Information supplied:
◇ ◇ ◇ ◇

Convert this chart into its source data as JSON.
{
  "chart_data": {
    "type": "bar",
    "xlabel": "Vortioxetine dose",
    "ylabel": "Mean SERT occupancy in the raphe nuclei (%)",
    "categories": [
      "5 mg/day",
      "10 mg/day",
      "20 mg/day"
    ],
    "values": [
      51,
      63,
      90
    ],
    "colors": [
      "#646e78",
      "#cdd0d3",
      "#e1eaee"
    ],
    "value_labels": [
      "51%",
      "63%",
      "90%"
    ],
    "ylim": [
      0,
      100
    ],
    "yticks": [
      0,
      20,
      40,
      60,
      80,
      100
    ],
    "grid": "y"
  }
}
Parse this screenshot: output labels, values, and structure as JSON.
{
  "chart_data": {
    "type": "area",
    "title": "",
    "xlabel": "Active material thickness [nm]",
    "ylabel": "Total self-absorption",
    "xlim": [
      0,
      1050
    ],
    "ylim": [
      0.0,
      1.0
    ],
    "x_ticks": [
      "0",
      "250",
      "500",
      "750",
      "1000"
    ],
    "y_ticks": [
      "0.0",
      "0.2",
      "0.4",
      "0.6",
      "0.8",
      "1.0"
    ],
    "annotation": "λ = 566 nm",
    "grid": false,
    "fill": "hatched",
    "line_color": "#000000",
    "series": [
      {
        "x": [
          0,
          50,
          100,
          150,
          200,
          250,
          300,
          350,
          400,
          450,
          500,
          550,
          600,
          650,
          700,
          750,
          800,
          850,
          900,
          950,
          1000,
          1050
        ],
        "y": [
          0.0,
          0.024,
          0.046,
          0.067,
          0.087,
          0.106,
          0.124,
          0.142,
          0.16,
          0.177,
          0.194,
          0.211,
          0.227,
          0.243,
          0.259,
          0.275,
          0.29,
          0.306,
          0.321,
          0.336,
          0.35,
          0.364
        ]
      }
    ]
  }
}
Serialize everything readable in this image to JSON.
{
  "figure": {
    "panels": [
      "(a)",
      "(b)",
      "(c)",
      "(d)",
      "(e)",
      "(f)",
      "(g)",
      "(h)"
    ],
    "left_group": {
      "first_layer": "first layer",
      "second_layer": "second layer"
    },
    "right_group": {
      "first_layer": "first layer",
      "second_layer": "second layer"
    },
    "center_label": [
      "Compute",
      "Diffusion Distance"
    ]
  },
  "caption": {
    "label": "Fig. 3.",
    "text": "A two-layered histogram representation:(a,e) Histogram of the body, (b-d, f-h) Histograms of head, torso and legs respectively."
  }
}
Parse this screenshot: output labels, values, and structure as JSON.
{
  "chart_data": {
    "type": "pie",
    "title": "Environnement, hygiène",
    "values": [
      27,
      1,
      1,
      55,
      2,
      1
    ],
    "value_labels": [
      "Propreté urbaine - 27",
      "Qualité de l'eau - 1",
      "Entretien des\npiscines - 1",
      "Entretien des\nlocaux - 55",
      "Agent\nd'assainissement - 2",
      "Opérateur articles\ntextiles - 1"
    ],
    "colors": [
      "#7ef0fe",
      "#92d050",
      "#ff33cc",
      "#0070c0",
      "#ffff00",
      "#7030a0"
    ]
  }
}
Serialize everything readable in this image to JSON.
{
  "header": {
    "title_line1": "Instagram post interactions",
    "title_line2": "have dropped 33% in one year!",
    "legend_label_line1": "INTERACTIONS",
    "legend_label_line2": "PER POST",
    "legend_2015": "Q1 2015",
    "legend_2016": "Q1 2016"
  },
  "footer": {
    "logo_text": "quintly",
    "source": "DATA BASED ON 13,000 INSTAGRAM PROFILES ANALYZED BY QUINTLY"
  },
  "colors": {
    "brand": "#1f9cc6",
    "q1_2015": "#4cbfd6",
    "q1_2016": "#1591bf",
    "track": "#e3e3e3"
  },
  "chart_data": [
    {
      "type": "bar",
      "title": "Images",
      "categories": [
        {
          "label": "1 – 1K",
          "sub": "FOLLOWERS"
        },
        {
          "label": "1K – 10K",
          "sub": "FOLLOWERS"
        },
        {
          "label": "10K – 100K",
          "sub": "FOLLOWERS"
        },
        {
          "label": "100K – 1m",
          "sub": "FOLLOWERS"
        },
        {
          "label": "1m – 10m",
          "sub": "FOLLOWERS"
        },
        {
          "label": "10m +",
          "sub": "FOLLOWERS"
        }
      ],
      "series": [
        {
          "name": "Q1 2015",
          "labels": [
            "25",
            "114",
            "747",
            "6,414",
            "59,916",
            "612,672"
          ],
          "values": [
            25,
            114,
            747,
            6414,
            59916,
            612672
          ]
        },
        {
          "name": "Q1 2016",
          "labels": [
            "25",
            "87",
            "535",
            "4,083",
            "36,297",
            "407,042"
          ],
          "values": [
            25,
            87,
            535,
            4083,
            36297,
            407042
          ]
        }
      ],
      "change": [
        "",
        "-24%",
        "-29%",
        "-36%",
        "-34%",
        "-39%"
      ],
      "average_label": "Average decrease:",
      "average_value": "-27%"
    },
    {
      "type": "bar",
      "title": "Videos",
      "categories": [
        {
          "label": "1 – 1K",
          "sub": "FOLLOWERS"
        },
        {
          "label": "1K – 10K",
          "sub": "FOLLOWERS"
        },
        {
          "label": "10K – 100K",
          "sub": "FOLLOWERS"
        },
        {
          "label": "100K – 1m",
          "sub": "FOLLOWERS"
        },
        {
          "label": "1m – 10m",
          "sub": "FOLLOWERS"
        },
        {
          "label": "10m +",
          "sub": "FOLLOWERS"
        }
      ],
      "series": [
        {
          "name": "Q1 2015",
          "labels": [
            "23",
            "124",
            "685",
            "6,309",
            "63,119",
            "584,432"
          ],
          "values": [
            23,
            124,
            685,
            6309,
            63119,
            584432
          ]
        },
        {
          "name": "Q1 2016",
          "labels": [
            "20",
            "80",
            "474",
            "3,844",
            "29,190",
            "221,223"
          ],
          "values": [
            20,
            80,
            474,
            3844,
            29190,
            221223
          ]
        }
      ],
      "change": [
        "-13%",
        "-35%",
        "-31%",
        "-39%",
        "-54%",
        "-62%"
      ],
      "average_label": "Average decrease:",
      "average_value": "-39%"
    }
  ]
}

◇ ◇ ◇ ◇

Exercise aim: Output all of the material exactly as written.

Solution for this task:
Convert this chart into its source data as JSON.
{
  "chart_data": {
    "type": "bar",
    "xlabel": "Vortioxetine dose",
    "ylabel": "Mean SERT occupancy in the raphe nuclei (%)",
    "categories": [
      "5 mg/day",
      "10 mg/day",
      "20 mg/day"
    ],
    "values": [
      51,
      63,
      90
    ],
    "colors": [
      "#646e78",
      "#cdd0d3",
      "#e1eaee"
    ],
    "value_labels": [
      "51%",
      "63%",
      "90%"
    ],
    "ylim": [
      0,
      100
    ],
    "yticks": [
      0,
      20,
      40,
      60,
      80,
      100
    ],
    "grid": "y"
  }
}
Parse this screenshot: output labels, values, and structure as JSON.
{
  "chart_data": {
    "type": "area",
    "title": "",
    "xlabel": "Active material thickness [nm]",
    "ylabel": "Total self-absorption",
    "xlim": [
      0,
      1050
    ],
    "ylim": [
      0.0,
      1.0
    ],
    "x_ticks": [
      "0",
      "250",
      "500",
      "750",
      "1000"
    ],
    "y_ticks": [
      "0.0",
      "0.2",
      "0.4",
      "0.6",
      "0.8",
      "1.0"
    ],
    "annotation": "λ = 566 nm",
    "grid": false,
    "fill": "hatched",
    "line_color": "#000000",
    "series": [
      {
        "x": [
          0,
          50,
          100,
          150,
          200,
          250,
          300,
          350,
          400,
          450,
          500,
          550,
          600,
          650,
          700,
          750,
          800,
          850,
          900,
          950,
          1000,
          1050
        ],
        "y": [
          0.0,
          0.024,
          0.046,
          0.067,
          0.087,
          0.106,
          0.124,
          0.142,
          0.16,
          0.177,
          0.194,
          0.211,
          0.227,
          0.243,
          0.259,
          0.275,
          0.29,
          0.306,
          0.321,
          0.336,
          0.35,
          0.364
        ]
      }
    ]
  }
}
Serialize everything readable in this image to JSON.
{
  "figure": {
    "panels": [
      "(a)",
      "(b)",
      "(c)",
      "(d)",
      "(e)",
      "(f)",
      "(g)",
      "(h)"
    ],
    "left_group": {
      "first_layer": "first layer",
      "second_layer": "second layer"
    },
    "right_group": {
      "first_layer": "first layer",
      "second_layer": "second layer"
    },
    "center_label": [
      "Compute",
      "Diffusion Distance"
    ]
  },
  "caption": {
    "label": "Fig. 3.",
    "text": "A two-layered histogram representation:(a,e) Histogram of the body, (b-d, f-h) Histograms of head, torso and legs respectively."
  }
}
Parse this screenshot: output labels, values, and structure as JSON.
{
  "chart_data": {
    "type": "pie",
    "title": "Environnement, hygiène",
    "values": [
      27,
      1,
      1,
      55,
      2,
      1
    ],
    "value_labels": [
      "Propreté urbaine - 27",
      "Qualité de l'eau - 1",
      "Entretien des\npiscines - 1",
      "Entretien des\nlocaux - 55",
      "Agent\nd'assainissement - 2",
      "Opérateur articles\ntextiles - 1"
    ],
    "colors": [
      "#7ef0fe",
      "#92d050",
      "#ff33cc",
      "#0070c0",
      "#ffff00",
      "#7030a0"
    ]
  }
}
Serialize everything readable in this image to JSON.
{
  "header": {
    "title_line1": "Instagram post interactions",
    "title_line2": "have dropped 33% in one year!",
    "legend_label_line1": "INTERACTIONS",
    "legend_label_line2": "PER POST",
    "legend_2015": "Q1 2015",
    "legend_2016": "Q1 2016"
  },
  "footer": {
    "logo_text": "quintly",
    "source": "DATA BASED ON 13,000 INSTAGRAM PROFILES ANALYZED BY QUINTLY"
  },
  "colors": {
    "brand": "#1f9cc6",
    "q1_2015": "#4cbfd6",
    "q1_2016": "#1591bf",
    "track": "#e3e3e3"
  },
  "chart_data": [
    {
      "type": "bar",
      "title": "Images",
      "categories": [
        {
          "label": "1 – 1K",
          "sub": "FOLLOWERS"
        },
        {
          "label": "1K – 10K",
          "sub": "FOLLOWERS"
        },
        {
          "label": "10K – 100K",
          "sub": "FOLLOWERS"
        },
        {
          "label": "100K – 1m",
          "sub": "FOLLOWERS"
        },
        {
          "label": "1m – 10m",
          "sub": "FOLLOWERS"
        },
        {
          "label": "10m +",
          "sub": "FOLLOWERS"
        }
      ],
      "series": [
        {
          "name": "Q1 2015",
          "labels": [
            "25",
            "114",
            "747",
            "6,414",
            "59,916",
            "612,672"
          ],
          "values": [
            25,
            114,
            747,
            6414,
            59916,
            612672
          ]
        },
        {
          "name": "Q1 2016",
          "labels": [
            "25",
            "87",
            "535",
            "4,083",
            "36,297",
            "407,042"
          ],
          "values": [
            25,
            87,
            535,
            4083,
            36297,
            407042
          ]
        }
      ],
      "change": [
        "",
        "-24%",
        "-29%",
        "-36%",
        "-34%",
        "-39%"
      ],
      "average_label": "Average decrease:",
      "average_value": "-27%"
    },
    {
      "type": "bar",
      "title": "Videos",
      "categories": [
        {
          "label": "1 – 1K",
          "sub": "FOLLOWERS"
        },
        {
          "label": "1K – 10K",
          "sub": "FOLLOWERS"
        },
        {
          "label": "10K – 100K",
          "sub": "FOLLOWERS"
        },
        {
          "label": "100K – 1m",
          "sub": "FOLLOWERS"
        },
        {
          "label": "1m – 10m",
          "sub": "FOLLOWERS"
        },
        {
          "label": "10m +",
          "sub": "FOLLOWERS"
        }
      ],
      "series": [
        {
          "name": "Q1 2015",
          "labels": [
            "23",
            "124",
            "685",
            "6,309",
            "63,119",
            "584,432"
          ],
          "values": [
            23,
            124,
            685,
            6309,
            63119,
            584432
          ]
        },
        {
          "name": "Q1 2016",
          "labels": [
            "20",
            "80",
            "474",
            "3,844",
            "29,190",
            "221,223"
          ],
          "values": [
            20,
            80,
            474,
            3844,
            29190,
            221223
          ]
        }
      ],
      "change": [
        "-13%",
        "-35%",
        "-31%",
        "-39%",
        "-54%",
        "-62%"
      ],
      "average_label": "Average decrease:",
      "average_value": "-39%"
    }
  ]
}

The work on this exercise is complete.